> _Aim_: Check each line of the material. Copy those containing "Opportunities".
──────── Listed records ────────
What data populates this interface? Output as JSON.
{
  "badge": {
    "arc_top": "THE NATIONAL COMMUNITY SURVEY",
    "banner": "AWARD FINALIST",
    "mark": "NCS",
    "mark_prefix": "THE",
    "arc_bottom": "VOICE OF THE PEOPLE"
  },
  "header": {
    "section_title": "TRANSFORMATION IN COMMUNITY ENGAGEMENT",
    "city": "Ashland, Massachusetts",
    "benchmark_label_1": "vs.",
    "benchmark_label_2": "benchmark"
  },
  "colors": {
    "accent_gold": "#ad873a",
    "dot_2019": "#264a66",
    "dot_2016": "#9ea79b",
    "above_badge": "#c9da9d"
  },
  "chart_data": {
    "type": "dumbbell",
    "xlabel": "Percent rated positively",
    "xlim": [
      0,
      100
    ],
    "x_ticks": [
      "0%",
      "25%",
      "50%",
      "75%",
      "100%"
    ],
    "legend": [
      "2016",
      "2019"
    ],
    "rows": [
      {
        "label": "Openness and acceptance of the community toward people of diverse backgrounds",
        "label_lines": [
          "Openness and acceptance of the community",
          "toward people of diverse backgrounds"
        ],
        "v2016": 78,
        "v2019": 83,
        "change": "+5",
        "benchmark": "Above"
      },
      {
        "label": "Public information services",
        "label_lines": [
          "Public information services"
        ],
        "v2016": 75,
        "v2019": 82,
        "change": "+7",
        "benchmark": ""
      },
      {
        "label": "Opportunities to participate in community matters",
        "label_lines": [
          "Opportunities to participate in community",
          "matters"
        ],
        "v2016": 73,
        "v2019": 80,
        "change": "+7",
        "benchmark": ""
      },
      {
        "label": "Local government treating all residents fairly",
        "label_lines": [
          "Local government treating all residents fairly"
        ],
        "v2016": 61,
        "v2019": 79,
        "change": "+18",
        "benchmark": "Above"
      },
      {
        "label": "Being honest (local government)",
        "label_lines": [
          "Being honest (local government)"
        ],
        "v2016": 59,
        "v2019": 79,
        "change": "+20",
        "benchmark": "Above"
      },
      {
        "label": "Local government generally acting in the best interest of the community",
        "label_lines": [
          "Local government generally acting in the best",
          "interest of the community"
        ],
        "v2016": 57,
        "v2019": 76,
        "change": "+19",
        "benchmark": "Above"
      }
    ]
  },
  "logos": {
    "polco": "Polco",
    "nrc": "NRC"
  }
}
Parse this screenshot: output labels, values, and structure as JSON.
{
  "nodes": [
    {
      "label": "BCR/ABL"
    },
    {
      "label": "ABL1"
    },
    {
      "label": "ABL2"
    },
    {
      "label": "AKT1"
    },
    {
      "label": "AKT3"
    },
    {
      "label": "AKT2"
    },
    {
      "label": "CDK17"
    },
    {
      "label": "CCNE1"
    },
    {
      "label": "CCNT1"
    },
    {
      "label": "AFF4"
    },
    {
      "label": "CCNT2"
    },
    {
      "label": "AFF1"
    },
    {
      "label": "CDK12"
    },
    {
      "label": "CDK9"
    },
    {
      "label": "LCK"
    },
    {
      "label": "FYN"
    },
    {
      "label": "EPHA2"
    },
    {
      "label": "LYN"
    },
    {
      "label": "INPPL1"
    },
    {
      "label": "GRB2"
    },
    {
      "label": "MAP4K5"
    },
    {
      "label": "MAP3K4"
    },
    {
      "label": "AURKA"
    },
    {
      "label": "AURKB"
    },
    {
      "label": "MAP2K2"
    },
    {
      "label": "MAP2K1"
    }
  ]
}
────────
> _Worked solution_:
        "label": "Opportunities to participate in community matters",
          "Opportunities to participate in community",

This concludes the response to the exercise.